[begin Data shown]

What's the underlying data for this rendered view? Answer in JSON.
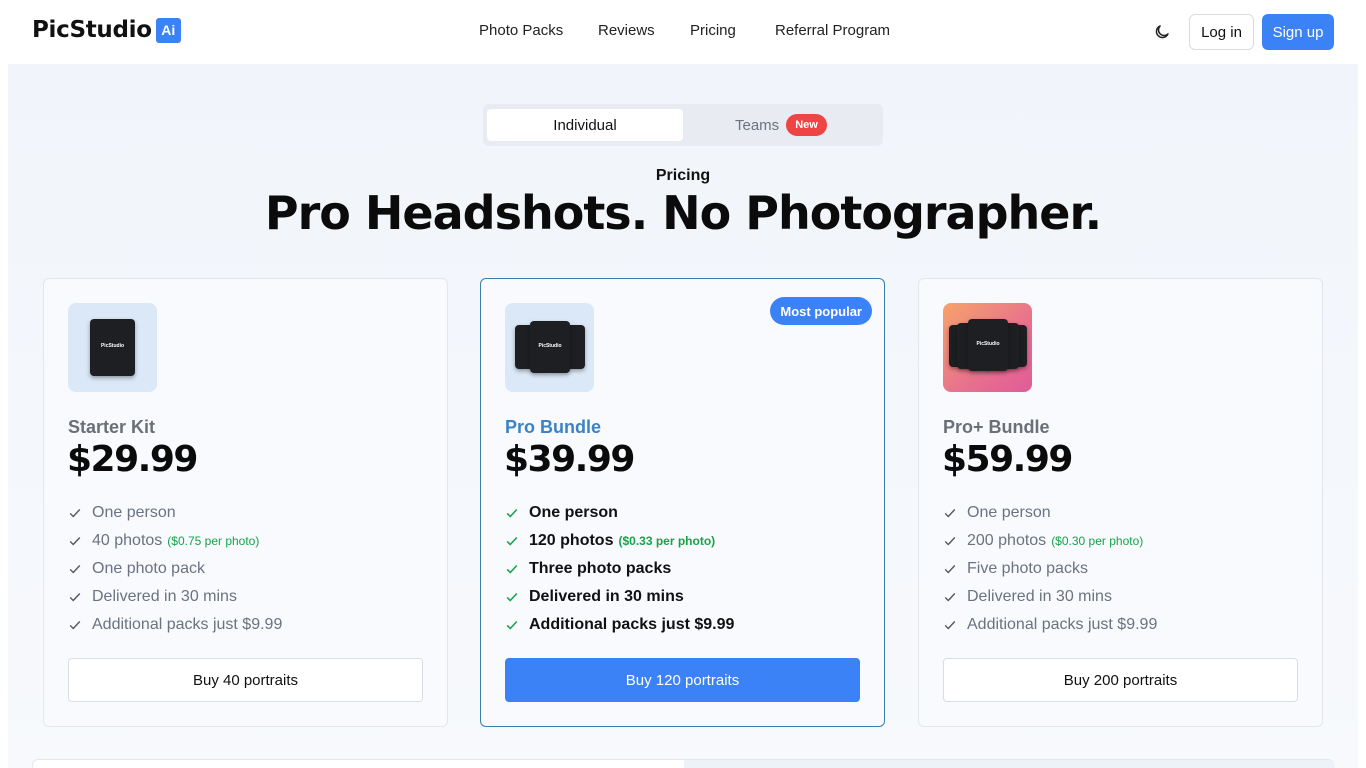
{
  "brand": {
    "name": "PicStudio",
    "badge": "Ai",
    "accent": "#3b82f6"
  },
  "nav": {
    "items": [
      "Photo Packs",
      "Reviews",
      "Pricing",
      "Referral Program"
    ]
  },
  "header": {
    "login": "Log in",
    "signup": "Sign up",
    "theme_icon": "moon-icon"
  },
  "toggle": {
    "individual": "Individual",
    "teams": "Teams",
    "new_badge": "New",
    "selected": "Individual"
  },
  "pricing": {
    "eyebrow": "Pricing",
    "headline": "Pro Headshots. No Photographer."
  },
  "plans": [
    {
      "name": "Starter Kit",
      "price": "$29.99",
      "features": [
        "One person",
        "40 photos",
        "One photo pack",
        "Delivered in 30 mins",
        "Additional packs just $9.99"
      ],
      "per_photo": "($0.75 per photo)",
      "cta": "Buy 40 portraits"
    },
    {
      "name": "Pro Bundle",
      "price": "$39.99",
      "badge": "Most popular",
      "features": [
        "One person",
        "120 photos",
        "Three photo packs",
        "Delivered in 30 mins",
        "Additional packs just $9.99"
      ],
      "per_photo": "($0.33 per photo)",
      "cta": "Buy 120 portraits"
    },
    {
      "name": "Pro+ Bundle",
      "price": "$59.99",
      "features": [
        "One person",
        "200 photos",
        "Five photo packs",
        "Delivered in 30 mins",
        "Additional packs just $9.99"
      ],
      "per_photo": "($0.30 per photo)",
      "cta": "Buy 200 portraits"
    }
  ],
  "pack_label": "PicStudio"
}
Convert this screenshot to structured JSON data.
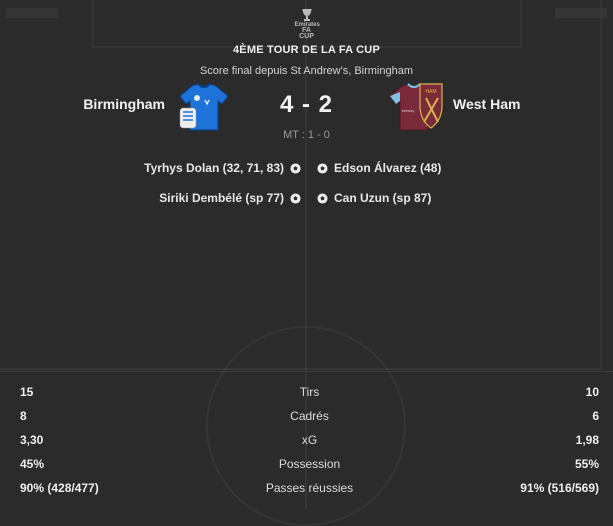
{
  "header": {
    "competition": "4ÈME TOUR DE LA FA CUP",
    "venue": "Score final depuis St Andrew's, Birmingham",
    "logo": {
      "icon": "fa-cup-trophy-icon",
      "line1": "Emirates",
      "line2": "FA CUP"
    }
  },
  "match": {
    "home_team": "Birmingham",
    "away_team": "West Ham",
    "score": "4 - 2",
    "halftime": "MT : 1 - 0",
    "home_color": "#1e73d8",
    "away_color": "#7a2a3b"
  },
  "scorers": {
    "home": [
      "Tyrhys Dolan (32, 71, 83)",
      "Siriki Dembélé (sp 77)"
    ],
    "away": [
      "Edson Álvarez (48)",
      "Can Uzun (sp 87)"
    ]
  },
  "stats": [
    {
      "label": "Tirs",
      "home": "15",
      "away": "10"
    },
    {
      "label": "Cadrés",
      "home": "8",
      "away": "6"
    },
    {
      "label": "xG",
      "home": "3,30",
      "away": "1,98"
    },
    {
      "label": "Possession",
      "home": "45%",
      "away": "55%"
    },
    {
      "label": "Passes réussies",
      "home": "90% (428/477)",
      "away": "91% (516/569)"
    }
  ]
}
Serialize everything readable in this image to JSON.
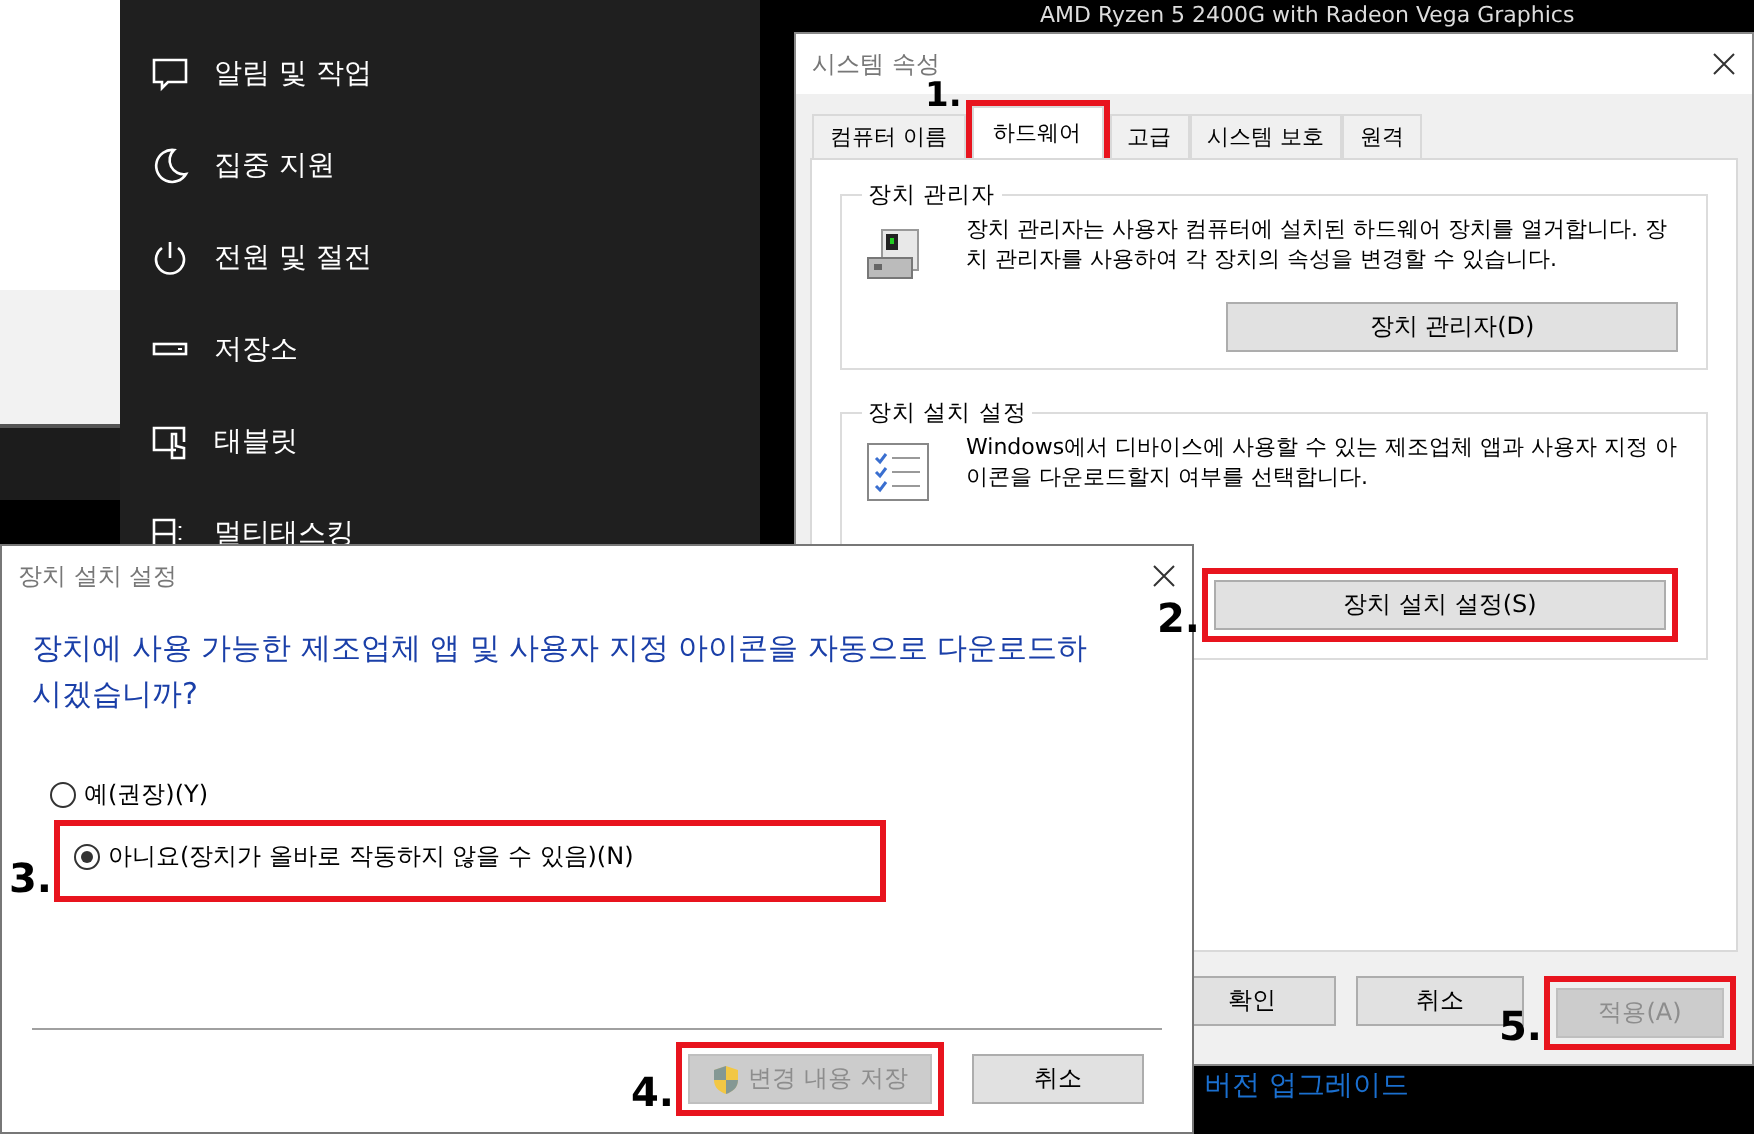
{
  "settings_sidebar": {
    "items": [
      {
        "label": "알림 및 작업"
      },
      {
        "label": "집중 지원"
      },
      {
        "label": "전원 및 절전"
      },
      {
        "label": "저장소"
      },
      {
        "label": "태블릿"
      },
      {
        "label": "멀티태스킹"
      }
    ]
  },
  "cpu_label": "AMD Ryzen 5 2400G with Radeon Vega Graphics",
  "system_properties": {
    "title": "시스템 속성",
    "tabs": [
      {
        "label": "컴퓨터 이름",
        "selected": false
      },
      {
        "label": "하드웨어",
        "selected": true,
        "step": "1."
      },
      {
        "label": "고급",
        "selected": false
      },
      {
        "label": "시스템 보호",
        "selected": false
      },
      {
        "label": "원격",
        "selected": false
      }
    ],
    "device_manager": {
      "title": "장치 관리자",
      "description": "장치 관리자는 사용자 컴퓨터에 설치된 하드웨어 장치를 열거합니다. 장치 관리자를 사용하여 각 장치의 속성을 변경할 수 있습니다.",
      "button": {
        "label": "장치 관리자(D)"
      }
    },
    "device_installation": {
      "title": "장치 설치 설정",
      "description": "Windows에서 디바이스에 사용할 수 있는 제조업체 앱과 사용자 지정 아이콘을 다운로드할지 여부를 선택합니다.",
      "button": {
        "label": "장치 설치 설정(S)",
        "step": "2."
      }
    },
    "buttons": [
      {
        "label": "확인",
        "disabled": false
      },
      {
        "label": "취소",
        "disabled": false
      },
      {
        "label": "적용(A)",
        "disabled": true,
        "step": "5."
      }
    ]
  },
  "background_link": "버전 업그레이드",
  "dialog": {
    "title": "장치 설치 설정",
    "question": "장치에 사용 가능한 제조업체 앱 및 사용자 지정 아이콘을 자동으로 다운로드하시겠습니까?",
    "options": [
      {
        "label": "예(권장)(Y)",
        "selected": false
      },
      {
        "label": "아니요(장치가 올바로 작동하지 않을 수 있음)(N)",
        "selected": true,
        "step": "3."
      }
    ],
    "buttons": [
      {
        "label": "변경 내용 저장",
        "disabled": true,
        "shield": true,
        "step": "4."
      },
      {
        "label": "취소",
        "disabled": false,
        "shield": false
      }
    ]
  }
}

[end Data shown]

### Given request:
Restate the records word for word, omitting images.

### The solution:
What's the underlying data for this rendered view? Answer in JSON.
{
  "brand": {
    "name": "PicStudio",
    "badge": "Ai",
    "accent": "#3b82f6"
  },
  "nav": {
    "items": [
      "Photo Packs",
      "Reviews",
      "Pricing",
      "Referral Program"
    ]
  },
  "header": {
    "login": "Log in",
    "signup": "Sign up",
    "theme_icon": "moon-icon"
  },
  "toggle": {
    "individual": "Individual",
    "teams": "Teams",
    "new_badge": "New",
    "selected": "Individual"
  },
  "pricing": {
    "eyebrow": "Pricing",
    "headline": "Pro Headshots. No Photographer."
  },
  "plans": [
    {
      "name": "Starter Kit",
      "price": "$29.99",
      "features": [
        "One person",
        "40 photos",
        "One photo pack",
        "Delivered in 30 mins",
        "Additional packs just $9.99"
      ],
      "per_photo": "($0.75 per photo)",
      "cta": "Buy 40 portraits"
    },
    {
      "name": "Pro Bundle",
      "price": "$39.99",
      "badge": "Most popular",
      "features": [
        "One person",
        "120 photos",
        "Three photo packs",
        "Delivered in 30 mins",
        "Additional packs just $9.99"
      ],
      "per_photo": "($0.33 per photo)",
      "cta": "Buy 120 portraits"
    },
    {
      "name": "Pro+ Bundle",
      "price": "$59.99",
      "features": [
        "One person",
        "200 photos",
        "Five photo packs",
        "Delivered in 30 mins",
        "Additional packs just $9.99"
      ],
      "per_photo": "($0.30 per photo)",
      "cta": "Buy 200 portraits"
    }
  ],
  "pack_label": "PicStudio"
}
Convert this screenshot to structured JSON data.
{
  "header": {
    "competition": "4ÈME TOUR DE LA FA CUP",
    "venue": "Score final depuis St Andrew's, Birmingham",
    "logo": {
      "icon": "fa-cup-trophy-icon",
      "line1": "Emirates",
      "line2": "FA CUP"
    }
  },
  "match": {
    "home_team": "Birmingham",
    "away_team": "West Ham",
    "score": "4 - 2",
    "halftime": "MT : 1 - 0",
    "home_color": "#1e73d8",
    "away_color": "#7a2a3b"
  },
  "scorers": {
    "home": [
      "Tyrhys Dolan (32, 71, 83)",
      "Siriki Dembélé (sp 77)"
    ],
    "away": [
      "Edson Álvarez (48)",
      "Can Uzun (sp 87)"
    ]
  },
  "stats": [
    {
      "label": "Tirs",
      "home": "15",
      "away": "10"
    },
    {
      "label": "Cadrés",
      "home": "8",
      "away": "6"
    },
    {
      "label": "xG",
      "home": "3,30",
      "away": "1,98"
    },
    {
      "label": "Possession",
      "home": "45%",
      "away": "55%"
    },
    {
      "label": "Passes réussies",
      "home": "90% (428/477)",
      "away": "91% (516/569)"
    }
  ]
}
Serialize everything readable in this image to JSON.
{
  "settings_sidebar": {
    "items": [
      {
        "label": "알림 및 작업"
      },
      {
        "label": "집중 지원"
      },
      {
        "label": "전원 및 절전"
      },
      {
        "label": "저장소"
      },
      {
        "label": "태블릿"
      },
      {
        "label": "멀티태스킹"
      }
    ]
  },
  "cpu_label": "AMD Ryzen 5 2400G with Radeon Vega Graphics",
  "system_properties": {
    "title": "시스템 속성",
    "tabs": [
      {
        "label": "컴퓨터 이름",
        "selected": false
      },
      {
        "label": "하드웨어",
        "selected": true,
        "step": "1."
      },
      {
        "label": "고급",
        "selected": false
      },
      {
        "label": "시스템 보호",
        "selected": false
      },
      {
        "label": "원격",
        "selected": false
      }
    ],
    "device_manager": {
      "title": "장치 관리자",
      "description": "장치 관리자는 사용자 컴퓨터에 설치된 하드웨어 장치를 열거합니다. 장치 관리자를 사용하여 각 장치의 속성을 변경할 수 있습니다.",
      "button": {
        "label": "장치 관리자(D)"
      }
    },
    "device_installation": {
      "title": "장치 설치 설정",
      "description": "Windows에서 디바이스에 사용할 수 있는 제조업체 앱과 사용자 지정 아이콘을 다운로드할지 여부를 선택합니다.",
      "button": {
        "label": "장치 설치 설정(S)",
        "step": "2."
      }
    },
    "buttons": [
      {
        "label": "확인",
        "disabled": false
      },
      {
        "label": "취소",
        "disabled": false
      },
      {
        "label": "적용(A)",
        "disabled": true,
        "step": "5."
      }
    ]
  },
  "background_link": "버전 업그레이드",
  "dialog": {
    "title": "장치 설치 설정",
    "question": "장치에 사용 가능한 제조업체 앱 및 사용자 지정 아이콘을 자동으로 다운로드하시겠습니까?",
    "options": [
      {
        "label": "예(권장)(Y)",
        "selected": false
      },
      {
        "label": "아니요(장치가 올바로 작동하지 않을 수 있음)(N)",
        "selected": true,
        "step": "3."
      }
    ],
    "buttons": [
      {
        "label": "변경 내용 저장",
        "disabled": true,
        "shield": true,
        "step": "4."
      },
      {
        "label": "취소",
        "disabled": false,
        "shield": false
      }
    ]
  }
}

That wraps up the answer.